Return the lines where the word "Сады" occurs.
[Start of Entries shown]
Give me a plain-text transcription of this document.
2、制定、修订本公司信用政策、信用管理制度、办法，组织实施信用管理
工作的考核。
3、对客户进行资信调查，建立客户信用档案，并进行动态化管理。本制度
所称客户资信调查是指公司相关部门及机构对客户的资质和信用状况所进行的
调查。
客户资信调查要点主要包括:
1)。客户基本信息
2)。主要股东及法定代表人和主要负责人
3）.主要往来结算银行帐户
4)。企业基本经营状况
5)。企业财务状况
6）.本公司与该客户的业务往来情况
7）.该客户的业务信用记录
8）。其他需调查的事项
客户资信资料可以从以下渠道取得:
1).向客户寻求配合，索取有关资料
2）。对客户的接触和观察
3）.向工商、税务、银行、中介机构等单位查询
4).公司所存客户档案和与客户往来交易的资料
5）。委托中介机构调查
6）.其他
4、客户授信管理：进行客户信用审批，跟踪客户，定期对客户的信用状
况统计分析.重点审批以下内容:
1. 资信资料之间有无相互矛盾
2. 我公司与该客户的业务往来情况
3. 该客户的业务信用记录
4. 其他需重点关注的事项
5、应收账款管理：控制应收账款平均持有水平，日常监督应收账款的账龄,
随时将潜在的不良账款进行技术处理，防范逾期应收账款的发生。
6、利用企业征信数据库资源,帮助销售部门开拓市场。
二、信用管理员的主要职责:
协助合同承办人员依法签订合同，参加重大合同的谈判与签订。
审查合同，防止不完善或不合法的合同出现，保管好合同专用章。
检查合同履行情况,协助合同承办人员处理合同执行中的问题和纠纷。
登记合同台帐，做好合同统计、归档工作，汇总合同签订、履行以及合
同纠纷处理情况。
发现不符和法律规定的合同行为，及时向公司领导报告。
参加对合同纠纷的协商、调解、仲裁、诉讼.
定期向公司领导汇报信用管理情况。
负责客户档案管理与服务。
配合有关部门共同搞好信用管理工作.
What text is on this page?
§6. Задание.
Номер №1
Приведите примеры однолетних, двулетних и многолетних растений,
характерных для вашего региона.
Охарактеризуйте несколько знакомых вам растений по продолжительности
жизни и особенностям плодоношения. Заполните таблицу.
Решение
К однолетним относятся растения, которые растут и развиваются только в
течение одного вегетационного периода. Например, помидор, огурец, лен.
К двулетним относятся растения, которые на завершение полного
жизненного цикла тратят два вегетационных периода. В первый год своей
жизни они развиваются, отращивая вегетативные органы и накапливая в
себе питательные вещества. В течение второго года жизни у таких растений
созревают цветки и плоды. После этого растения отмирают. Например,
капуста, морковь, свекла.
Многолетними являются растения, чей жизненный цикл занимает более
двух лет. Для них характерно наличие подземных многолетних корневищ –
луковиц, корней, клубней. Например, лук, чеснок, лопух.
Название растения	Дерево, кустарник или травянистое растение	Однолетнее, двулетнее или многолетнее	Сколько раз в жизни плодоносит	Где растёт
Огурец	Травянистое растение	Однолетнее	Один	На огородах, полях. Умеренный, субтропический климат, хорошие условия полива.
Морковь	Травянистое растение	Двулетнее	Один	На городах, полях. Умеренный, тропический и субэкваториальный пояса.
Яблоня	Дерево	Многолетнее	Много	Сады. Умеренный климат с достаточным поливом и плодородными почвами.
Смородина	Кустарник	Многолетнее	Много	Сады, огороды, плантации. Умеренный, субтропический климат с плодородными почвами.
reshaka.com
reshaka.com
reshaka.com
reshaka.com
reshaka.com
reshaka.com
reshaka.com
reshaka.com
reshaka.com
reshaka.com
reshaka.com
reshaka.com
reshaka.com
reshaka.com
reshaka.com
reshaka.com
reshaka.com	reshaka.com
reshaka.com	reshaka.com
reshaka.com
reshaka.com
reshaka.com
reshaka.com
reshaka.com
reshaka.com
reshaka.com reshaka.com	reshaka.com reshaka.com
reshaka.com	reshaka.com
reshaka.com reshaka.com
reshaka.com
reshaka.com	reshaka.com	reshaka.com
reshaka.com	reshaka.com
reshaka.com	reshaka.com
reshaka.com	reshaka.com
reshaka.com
[End of Entries shown]
## Answer to this problem
Яблоня	Дерево	Многолетнее	Много	Сады. Умеренный климат с достаточным поливом и плодородными почвами.
Смородина	Кустарник	Многолетнее	Много	Сады, огороды, плантации. Умеренный, субтропический климат с плодородными почвами.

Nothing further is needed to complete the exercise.